The task>
Copy every line from the records below that holds the word "legend".

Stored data
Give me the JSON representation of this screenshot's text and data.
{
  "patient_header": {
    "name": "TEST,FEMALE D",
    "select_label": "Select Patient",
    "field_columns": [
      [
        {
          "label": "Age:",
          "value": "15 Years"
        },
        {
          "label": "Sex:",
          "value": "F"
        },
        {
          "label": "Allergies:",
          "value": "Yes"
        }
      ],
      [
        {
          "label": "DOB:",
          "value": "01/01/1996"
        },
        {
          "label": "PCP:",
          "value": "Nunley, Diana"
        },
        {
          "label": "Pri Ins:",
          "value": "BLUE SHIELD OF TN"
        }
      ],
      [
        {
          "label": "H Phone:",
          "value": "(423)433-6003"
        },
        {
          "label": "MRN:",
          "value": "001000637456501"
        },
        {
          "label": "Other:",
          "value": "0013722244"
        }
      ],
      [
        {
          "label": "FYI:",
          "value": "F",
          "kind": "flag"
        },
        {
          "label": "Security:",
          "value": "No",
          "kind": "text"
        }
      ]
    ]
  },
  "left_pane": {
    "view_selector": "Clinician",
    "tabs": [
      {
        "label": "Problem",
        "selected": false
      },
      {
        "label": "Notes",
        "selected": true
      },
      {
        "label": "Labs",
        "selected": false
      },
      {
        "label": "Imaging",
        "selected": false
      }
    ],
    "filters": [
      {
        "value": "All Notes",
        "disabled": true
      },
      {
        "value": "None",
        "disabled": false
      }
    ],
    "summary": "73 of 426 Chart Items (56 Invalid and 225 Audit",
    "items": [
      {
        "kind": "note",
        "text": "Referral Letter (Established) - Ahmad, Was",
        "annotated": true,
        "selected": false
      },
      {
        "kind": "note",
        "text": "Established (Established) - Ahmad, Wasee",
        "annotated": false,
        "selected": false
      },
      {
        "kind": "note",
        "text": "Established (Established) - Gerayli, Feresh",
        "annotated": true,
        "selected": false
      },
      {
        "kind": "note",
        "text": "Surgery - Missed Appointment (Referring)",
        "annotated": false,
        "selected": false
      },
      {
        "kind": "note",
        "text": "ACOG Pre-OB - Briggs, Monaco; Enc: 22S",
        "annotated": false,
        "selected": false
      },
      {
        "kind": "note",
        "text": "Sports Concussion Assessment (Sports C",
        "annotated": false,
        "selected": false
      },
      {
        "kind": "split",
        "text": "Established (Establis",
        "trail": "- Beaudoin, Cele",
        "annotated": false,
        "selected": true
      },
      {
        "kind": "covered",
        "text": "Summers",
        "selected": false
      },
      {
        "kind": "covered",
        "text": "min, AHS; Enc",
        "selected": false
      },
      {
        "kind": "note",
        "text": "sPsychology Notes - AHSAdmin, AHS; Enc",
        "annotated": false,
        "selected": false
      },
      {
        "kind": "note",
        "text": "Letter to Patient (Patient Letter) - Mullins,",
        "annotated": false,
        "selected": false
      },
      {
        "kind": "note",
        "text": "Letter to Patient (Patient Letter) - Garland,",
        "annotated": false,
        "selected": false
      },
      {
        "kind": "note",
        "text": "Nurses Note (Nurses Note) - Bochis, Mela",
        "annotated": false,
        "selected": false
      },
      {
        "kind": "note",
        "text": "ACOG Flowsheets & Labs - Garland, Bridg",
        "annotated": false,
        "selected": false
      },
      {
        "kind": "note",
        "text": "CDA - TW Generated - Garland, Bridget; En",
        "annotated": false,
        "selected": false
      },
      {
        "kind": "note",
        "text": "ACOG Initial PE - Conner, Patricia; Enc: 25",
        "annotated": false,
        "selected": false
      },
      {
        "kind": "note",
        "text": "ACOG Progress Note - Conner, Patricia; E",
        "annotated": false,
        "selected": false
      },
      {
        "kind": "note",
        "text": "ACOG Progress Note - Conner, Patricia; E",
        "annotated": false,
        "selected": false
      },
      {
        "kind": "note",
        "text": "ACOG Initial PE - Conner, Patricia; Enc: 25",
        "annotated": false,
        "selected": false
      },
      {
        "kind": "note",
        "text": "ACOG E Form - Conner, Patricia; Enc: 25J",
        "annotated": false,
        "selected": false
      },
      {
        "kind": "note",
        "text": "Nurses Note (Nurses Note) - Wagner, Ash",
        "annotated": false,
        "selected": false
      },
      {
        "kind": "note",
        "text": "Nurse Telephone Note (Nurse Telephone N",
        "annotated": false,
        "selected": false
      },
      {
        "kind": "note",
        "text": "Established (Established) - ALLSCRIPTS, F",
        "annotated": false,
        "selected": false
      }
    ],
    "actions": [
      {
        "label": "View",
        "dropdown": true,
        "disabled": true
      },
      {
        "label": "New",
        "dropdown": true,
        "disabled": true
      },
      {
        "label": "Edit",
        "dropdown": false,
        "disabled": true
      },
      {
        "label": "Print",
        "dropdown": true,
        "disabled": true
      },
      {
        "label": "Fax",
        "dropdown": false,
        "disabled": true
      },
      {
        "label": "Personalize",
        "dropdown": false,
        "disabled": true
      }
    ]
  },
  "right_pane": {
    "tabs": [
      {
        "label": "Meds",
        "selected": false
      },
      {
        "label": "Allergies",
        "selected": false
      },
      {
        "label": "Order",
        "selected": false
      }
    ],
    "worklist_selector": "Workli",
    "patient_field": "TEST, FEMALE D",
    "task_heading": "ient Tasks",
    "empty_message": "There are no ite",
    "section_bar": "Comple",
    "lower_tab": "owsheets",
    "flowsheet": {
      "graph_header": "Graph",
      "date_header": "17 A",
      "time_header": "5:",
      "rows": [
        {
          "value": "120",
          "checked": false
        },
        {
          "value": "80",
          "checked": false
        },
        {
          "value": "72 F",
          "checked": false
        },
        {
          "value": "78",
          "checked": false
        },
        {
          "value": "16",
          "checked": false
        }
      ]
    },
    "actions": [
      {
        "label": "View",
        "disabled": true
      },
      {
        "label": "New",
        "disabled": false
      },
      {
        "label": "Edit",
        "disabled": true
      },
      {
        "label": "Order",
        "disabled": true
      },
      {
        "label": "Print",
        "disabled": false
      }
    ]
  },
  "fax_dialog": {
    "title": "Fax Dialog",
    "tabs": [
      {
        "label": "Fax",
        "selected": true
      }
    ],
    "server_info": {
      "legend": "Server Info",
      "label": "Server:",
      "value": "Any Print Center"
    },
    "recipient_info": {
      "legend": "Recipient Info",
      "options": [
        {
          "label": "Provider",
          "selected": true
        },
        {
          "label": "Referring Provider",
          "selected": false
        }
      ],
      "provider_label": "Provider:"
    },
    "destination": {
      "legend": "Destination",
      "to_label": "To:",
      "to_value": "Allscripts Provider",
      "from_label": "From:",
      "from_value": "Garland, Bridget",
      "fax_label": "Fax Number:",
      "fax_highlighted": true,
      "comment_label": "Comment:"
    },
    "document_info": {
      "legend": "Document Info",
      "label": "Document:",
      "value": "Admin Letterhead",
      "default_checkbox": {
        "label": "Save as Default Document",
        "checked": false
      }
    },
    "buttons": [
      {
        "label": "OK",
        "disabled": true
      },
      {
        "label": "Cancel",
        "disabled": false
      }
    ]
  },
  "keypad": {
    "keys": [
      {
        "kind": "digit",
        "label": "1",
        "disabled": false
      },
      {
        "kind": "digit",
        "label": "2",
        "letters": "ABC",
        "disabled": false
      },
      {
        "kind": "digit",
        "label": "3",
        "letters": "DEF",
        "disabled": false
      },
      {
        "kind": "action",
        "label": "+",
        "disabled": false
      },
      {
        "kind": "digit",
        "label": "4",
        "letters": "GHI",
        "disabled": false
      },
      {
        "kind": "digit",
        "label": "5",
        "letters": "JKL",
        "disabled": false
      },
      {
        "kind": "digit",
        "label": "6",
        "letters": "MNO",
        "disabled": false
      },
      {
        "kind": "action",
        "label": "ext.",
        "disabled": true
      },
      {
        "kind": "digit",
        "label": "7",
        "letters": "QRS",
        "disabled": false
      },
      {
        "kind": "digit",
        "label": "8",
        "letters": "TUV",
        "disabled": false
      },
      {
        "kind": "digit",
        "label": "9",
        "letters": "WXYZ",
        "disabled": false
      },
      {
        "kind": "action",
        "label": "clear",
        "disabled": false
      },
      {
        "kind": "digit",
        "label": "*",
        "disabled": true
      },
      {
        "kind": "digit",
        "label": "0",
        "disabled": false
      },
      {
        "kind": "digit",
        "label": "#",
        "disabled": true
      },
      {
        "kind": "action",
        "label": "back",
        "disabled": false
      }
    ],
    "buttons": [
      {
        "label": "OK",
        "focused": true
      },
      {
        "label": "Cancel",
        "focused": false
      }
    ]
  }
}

Full response>
      "legend": "Server Info",
      "legend": "Recipient Info",
      "legend": "Destination",
      "legend": "Document Info",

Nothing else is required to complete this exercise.